How to complete this task: Carry on the House of Commons exchange about Prince Alexander of Yugoslavia's Royal Air Force pilot training, starting after its final sentence.

HC Deb 03 February 1943 vol 386 cc873-4
15 and 16. Captain Cunningham-Reid

asked the Secretary of State for Air (1) why Prince Alexander of Yugoslavia has been accepted for training as a pilot in the Royal Air Force when his father, Prince Paul of Yugoslavia, is a political prisoner;

(2) of whom were careful inquiries made before the son of Prince Paul of Yugoslavia was accepted for training as a Royal Air Force pilot; and whether the Yugoslavian Government is in agreement with the British Government's action in this matter?

Sir A. Sinclair

Prince Alexander volunteered for air crew duties in the Royal Air Force, and after normal appearance before selection and medical boards was accepted for pilot training with the full knowledge of the Yugoslav Government. The inquiries that were made showed no reason why this young man's application should not proceed in the usual manner. It would not, however, be in the public interest to state of whom inquiries were made.

[Page segmentation data]
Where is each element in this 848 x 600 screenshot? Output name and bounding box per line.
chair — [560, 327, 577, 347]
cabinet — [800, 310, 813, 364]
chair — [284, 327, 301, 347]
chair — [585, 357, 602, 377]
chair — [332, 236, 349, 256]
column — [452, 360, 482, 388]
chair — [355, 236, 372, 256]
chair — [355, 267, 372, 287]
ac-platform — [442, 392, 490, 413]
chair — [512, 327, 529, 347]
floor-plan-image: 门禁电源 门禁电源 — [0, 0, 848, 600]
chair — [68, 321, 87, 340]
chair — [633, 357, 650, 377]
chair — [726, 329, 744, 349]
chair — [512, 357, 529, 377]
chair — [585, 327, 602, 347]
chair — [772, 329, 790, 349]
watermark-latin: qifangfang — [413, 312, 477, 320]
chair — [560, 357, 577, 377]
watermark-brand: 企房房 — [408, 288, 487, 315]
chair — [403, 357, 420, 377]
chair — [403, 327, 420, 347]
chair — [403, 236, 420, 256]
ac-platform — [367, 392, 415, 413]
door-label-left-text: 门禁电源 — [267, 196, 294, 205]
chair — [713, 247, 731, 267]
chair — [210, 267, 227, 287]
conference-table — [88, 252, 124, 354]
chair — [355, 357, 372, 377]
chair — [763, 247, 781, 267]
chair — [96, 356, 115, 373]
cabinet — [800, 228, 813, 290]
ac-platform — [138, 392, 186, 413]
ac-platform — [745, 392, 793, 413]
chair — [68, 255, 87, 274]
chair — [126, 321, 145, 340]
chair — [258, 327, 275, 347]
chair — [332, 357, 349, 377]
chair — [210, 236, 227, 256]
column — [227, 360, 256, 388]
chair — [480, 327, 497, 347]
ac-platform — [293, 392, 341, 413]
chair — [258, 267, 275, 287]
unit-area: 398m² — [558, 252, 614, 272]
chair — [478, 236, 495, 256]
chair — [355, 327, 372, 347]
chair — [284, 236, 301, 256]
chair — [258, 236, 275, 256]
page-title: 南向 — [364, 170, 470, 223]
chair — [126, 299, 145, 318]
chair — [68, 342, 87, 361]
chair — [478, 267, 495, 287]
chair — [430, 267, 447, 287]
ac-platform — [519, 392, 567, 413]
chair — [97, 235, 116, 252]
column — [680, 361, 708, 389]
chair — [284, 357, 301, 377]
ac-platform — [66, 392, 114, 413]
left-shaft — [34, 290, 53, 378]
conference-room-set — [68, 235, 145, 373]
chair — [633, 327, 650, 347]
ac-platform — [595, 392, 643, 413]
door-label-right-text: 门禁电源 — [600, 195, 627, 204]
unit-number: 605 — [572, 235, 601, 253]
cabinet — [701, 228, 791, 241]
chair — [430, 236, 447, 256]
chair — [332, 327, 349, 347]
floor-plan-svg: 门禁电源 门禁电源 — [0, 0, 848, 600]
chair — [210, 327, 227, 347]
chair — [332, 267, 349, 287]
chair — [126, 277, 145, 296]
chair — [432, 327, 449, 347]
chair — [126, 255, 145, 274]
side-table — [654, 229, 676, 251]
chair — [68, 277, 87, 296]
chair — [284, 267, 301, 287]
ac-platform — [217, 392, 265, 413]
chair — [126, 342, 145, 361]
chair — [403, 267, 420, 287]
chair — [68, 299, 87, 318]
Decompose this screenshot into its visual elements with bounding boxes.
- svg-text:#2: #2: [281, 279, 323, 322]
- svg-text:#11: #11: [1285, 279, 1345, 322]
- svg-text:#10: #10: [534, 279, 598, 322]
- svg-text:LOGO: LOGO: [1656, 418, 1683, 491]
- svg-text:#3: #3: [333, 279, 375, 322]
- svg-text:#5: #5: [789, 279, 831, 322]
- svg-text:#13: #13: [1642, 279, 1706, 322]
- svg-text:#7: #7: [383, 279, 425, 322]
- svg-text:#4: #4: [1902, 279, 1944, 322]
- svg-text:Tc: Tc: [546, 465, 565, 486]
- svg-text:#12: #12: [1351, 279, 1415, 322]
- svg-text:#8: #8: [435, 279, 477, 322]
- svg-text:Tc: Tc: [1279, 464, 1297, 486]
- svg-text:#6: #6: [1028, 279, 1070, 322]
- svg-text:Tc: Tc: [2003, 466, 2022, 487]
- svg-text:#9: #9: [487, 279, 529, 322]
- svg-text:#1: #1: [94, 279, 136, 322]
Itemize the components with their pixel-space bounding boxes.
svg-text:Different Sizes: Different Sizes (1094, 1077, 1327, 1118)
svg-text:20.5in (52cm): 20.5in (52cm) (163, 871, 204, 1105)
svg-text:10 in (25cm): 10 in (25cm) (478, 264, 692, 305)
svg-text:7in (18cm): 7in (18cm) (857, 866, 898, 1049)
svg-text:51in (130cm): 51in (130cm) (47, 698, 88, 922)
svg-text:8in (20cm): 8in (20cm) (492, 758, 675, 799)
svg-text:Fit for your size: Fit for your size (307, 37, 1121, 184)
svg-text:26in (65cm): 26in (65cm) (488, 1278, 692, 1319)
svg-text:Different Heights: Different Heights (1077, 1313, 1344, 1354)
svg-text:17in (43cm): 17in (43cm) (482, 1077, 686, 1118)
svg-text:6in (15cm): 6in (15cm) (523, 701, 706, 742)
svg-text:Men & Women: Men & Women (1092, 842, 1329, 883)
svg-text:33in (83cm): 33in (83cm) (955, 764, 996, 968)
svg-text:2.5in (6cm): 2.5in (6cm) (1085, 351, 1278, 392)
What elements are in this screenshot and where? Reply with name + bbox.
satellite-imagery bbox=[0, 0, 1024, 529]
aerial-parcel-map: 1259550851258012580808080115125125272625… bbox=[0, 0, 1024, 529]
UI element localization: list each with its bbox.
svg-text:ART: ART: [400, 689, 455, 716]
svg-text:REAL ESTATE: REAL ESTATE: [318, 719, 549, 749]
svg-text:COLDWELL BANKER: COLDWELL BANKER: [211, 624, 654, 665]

Exercise output:
Captain Cunningham-Reid

Surely, as this man's father has during the war collaborated with the Axis in a blatant manner that is well known to this House, the father must be an enemy of this country, and, that being so, is it not a fact that, according to our Regulations, if they mean anything at all, the son is not eligible to be a member of the Royal Air Force?

Sir A. Sinclair

I think that this young man of 18 should be treated on his merits. He should have his choice to prove his loyalty to his country and the cause of the United Nations.

Mr. Astor

Should not the action of this young man in volunteering for the Air Force be received with approbation instead of with carping criticism?